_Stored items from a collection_

--------------------------------

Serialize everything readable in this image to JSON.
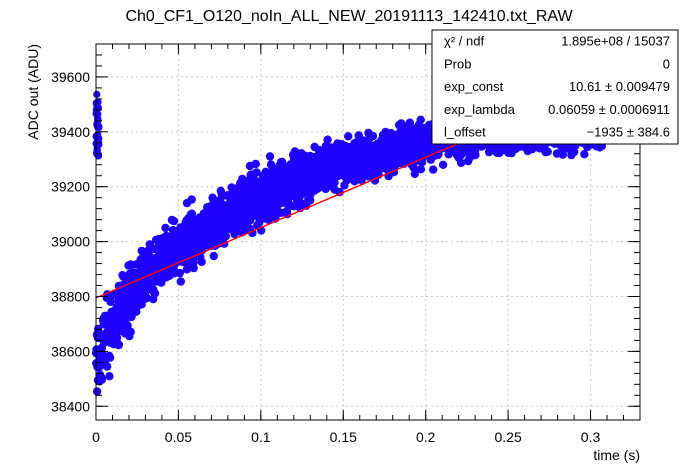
{
  "chart_data": {
    "type": "scatter",
    "title": "Ch0_CF1_O120_noIn_ALL_NEW_20191113_142410.txt_RAW",
    "xlabel": "time (s)",
    "ylabel": "ADC out (ADU)",
    "xlim": [
      0,
      0.33
    ],
    "ylim": [
      38350,
      39720
    ],
    "xticks": [
      {
        "value": 0,
        "label": "0"
      },
      {
        "value": 0.05,
        "label": "0.05"
      },
      {
        "value": 0.1,
        "label": "0.1"
      },
      {
        "value": 0.15,
        "label": "0.15"
      },
      {
        "value": 0.2,
        "label": "0.2"
      },
      {
        "value": 0.25,
        "label": "0.25"
      },
      {
        "value": 0.3,
        "label": "0.3"
      }
    ],
    "yticks": [
      {
        "value": 38400,
        "label": "38400"
      },
      {
        "value": 38600,
        "label": "38600"
      },
      {
        "value": 38800,
        "label": "38800"
      },
      {
        "value": 39000,
        "label": "39000"
      },
      {
        "value": 39200,
        "label": "39200"
      },
      {
        "value": 39400,
        "label": "39400"
      },
      {
        "value": 39600,
        "label": "39600"
      }
    ],
    "series": [
      {
        "color": "#1f00ff",
        "marker": "circle",
        "x": [
          0,
          0.002,
          0.005,
          0.01,
          0.015,
          0.02,
          0.03,
          0.04,
          0.05,
          0.06,
          0.07,
          0.08,
          0.09,
          0.1,
          0.11,
          0.12,
          0.13,
          0.14,
          0.15,
          0.16,
          0.17,
          0.18,
          0.19,
          0.2,
          0.21,
          0.22,
          0.23,
          0.24,
          0.25,
          0.26,
          0.27,
          0.28,
          0.29,
          0.3,
          0.308
        ],
        "y_center": [
          38580,
          38600,
          38650,
          38700,
          38760,
          38800,
          38870,
          38930,
          38980,
          39020,
          39060,
          39100,
          39130,
          39160,
          39190,
          39215,
          39240,
          39260,
          39280,
          39300,
          39315,
          39330,
          39345,
          39360,
          39370,
          39380,
          39388,
          39395,
          39400,
          39405,
          39410,
          39412,
          39415,
          39417,
          39418
        ],
        "y_low": [
          38420,
          38430,
          38440,
          38500,
          38560,
          38620,
          38720,
          38780,
          38830,
          38880,
          38920,
          38960,
          38990,
          39020,
          39060,
          39090,
          39120,
          39140,
          39160,
          39180,
          39200,
          39215,
          39230,
          39245,
          39255,
          39265,
          39275,
          39285,
          39290,
          39295,
          39300,
          39300,
          39300,
          39300,
          39320
        ],
        "y_high": [
          38740,
          38760,
          38800,
          38850,
          38900,
          38960,
          39030,
          39090,
          39140,
          39180,
          39220,
          39260,
          39290,
          39320,
          39340,
          39360,
          39380,
          39400,
          39410,
          39420,
          39430,
          39440,
          39450,
          39460,
          39470,
          39480,
          39485,
          39490,
          39495,
          39500,
          39500,
          39500,
          39500,
          39500,
          39480
        ],
        "outlier_cluster": {
          "x": 0,
          "y_min": 39310,
          "y_max": 39540
        }
      }
    ],
    "fit": {
      "color": "#ff0000",
      "x": [
        0,
        0.33
      ],
      "y": [
        38795,
        39640
      ]
    },
    "stats_box": {
      "position": "top-right",
      "rows": [
        {
          "label": "χ² / ndf",
          "value": "1.895e+08 / 15037"
        },
        {
          "label": "Prob",
          "value": "0"
        },
        {
          "label": "exp_const",
          "value": "10.61 ± 0.009479"
        },
        {
          "label": "exp_lambda",
          "value": "0.06059 ± 0.0006911"
        },
        {
          "label": "l_offset",
          "value": "−1935 ± 384.6"
        }
      ]
    }
  }
}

--------------------------------

_WRITTEN INSTRUCTION_
Repeat everything in the records precisely. Images are excluded from the copy.

_FULL SOLUTION_
Serialize everything readable in this image to JSON.
{
  "chart_data": {
    "type": "scatter",
    "title": "Ch0_CF1_O120_noIn_ALL_NEW_20191113_142410.txt_RAW",
    "xlabel": "time (s)",
    "ylabel": "ADC out (ADU)",
    "xlim": [
      0,
      0.33
    ],
    "ylim": [
      38350,
      39720
    ],
    "xticks": [
      {
        "value": 0,
        "label": "0"
      },
      {
        "value": 0.05,
        "label": "0.05"
      },
      {
        "value": 0.1,
        "label": "0.1"
      },
      {
        "value": 0.15,
        "label": "0.15"
      },
      {
        "value": 0.2,
        "label": "0.2"
      },
      {
        "value": 0.25,
        "label": "0.25"
      },
      {
        "value": 0.3,
        "label": "0.3"
      }
    ],
    "yticks": [
      {
        "value": 38400,
        "label": "38400"
      },
      {
        "value": 38600,
        "label": "38600"
      },
      {
        "value": 38800,
        "label": "38800"
      },
      {
        "value": 39000,
        "label": "39000"
      },
      {
        "value": 39200,
        "label": "39200"
      },
      {
        "value": 39400,
        "label": "39400"
      },
      {
        "value": 39600,
        "label": "39600"
      }
    ],
    "series": [
      {
        "color": "#1f00ff",
        "marker": "circle",
        "x": [
          0,
          0.002,
          0.005,
          0.01,
          0.015,
          0.02,
          0.03,
          0.04,
          0.05,
          0.06,
          0.07,
          0.08,
          0.09,
          0.1,
          0.11,
          0.12,
          0.13,
          0.14,
          0.15,
          0.16,
          0.17,
          0.18,
          0.19,
          0.2,
          0.21,
          0.22,
          0.23,
          0.24,
          0.25,
          0.26,
          0.27,
          0.28,
          0.29,
          0.3,
          0.308
        ],
        "y_center": [
          38580,
          38600,
          38650,
          38700,
          38760,
          38800,
          38870,
          38930,
          38980,
          39020,
          39060,
          39100,
          39130,
          39160,
          39190,
          39215,
          39240,
          39260,
          39280,
          39300,
          39315,
          39330,
          39345,
          39360,
          39370,
          39380,
          39388,
          39395,
          39400,
          39405,
          39410,
          39412,
          39415,
          39417,
          39418
        ],
        "y_low": [
          38420,
          38430,
          38440,
          38500,
          38560,
          38620,
          38720,
          38780,
          38830,
          38880,
          38920,
          38960,
          38990,
          39020,
          39060,
          39090,
          39120,
          39140,
          39160,
          39180,
          39200,
          39215,
          39230,
          39245,
          39255,
          39265,
          39275,
          39285,
          39290,
          39295,
          39300,
          39300,
          39300,
          39300,
          39320
        ],
        "y_high": [
          38740,
          38760,
          38800,
          38850,
          38900,
          38960,
          39030,
          39090,
          39140,
          39180,
          39220,
          39260,
          39290,
          39320,
          39340,
          39360,
          39380,
          39400,
          39410,
          39420,
          39430,
          39440,
          39450,
          39460,
          39470,
          39480,
          39485,
          39490,
          39495,
          39500,
          39500,
          39500,
          39500,
          39500,
          39480
        ],
        "outlier_cluster": {
          "x": 0,
          "y_min": 39310,
          "y_max": 39540
        }
      }
    ],
    "fit": {
      "color": "#ff0000",
      "x": [
        0,
        0.33
      ],
      "y": [
        38795,
        39640
      ]
    },
    "stats_box": {
      "position": "top-right",
      "rows": [
        {
          "label": "χ² / ndf",
          "value": "1.895e+08 / 15037"
        },
        {
          "label": "Prob",
          "value": "0"
        },
        {
          "label": "exp_const",
          "value": "10.61 ± 0.009479"
        },
        {
          "label": "exp_lambda",
          "value": "0.06059 ± 0.0006911"
        },
        {
          "label": "l_offset",
          "value": "−1935 ± 384.6"
        }
      ]
    }
  }
}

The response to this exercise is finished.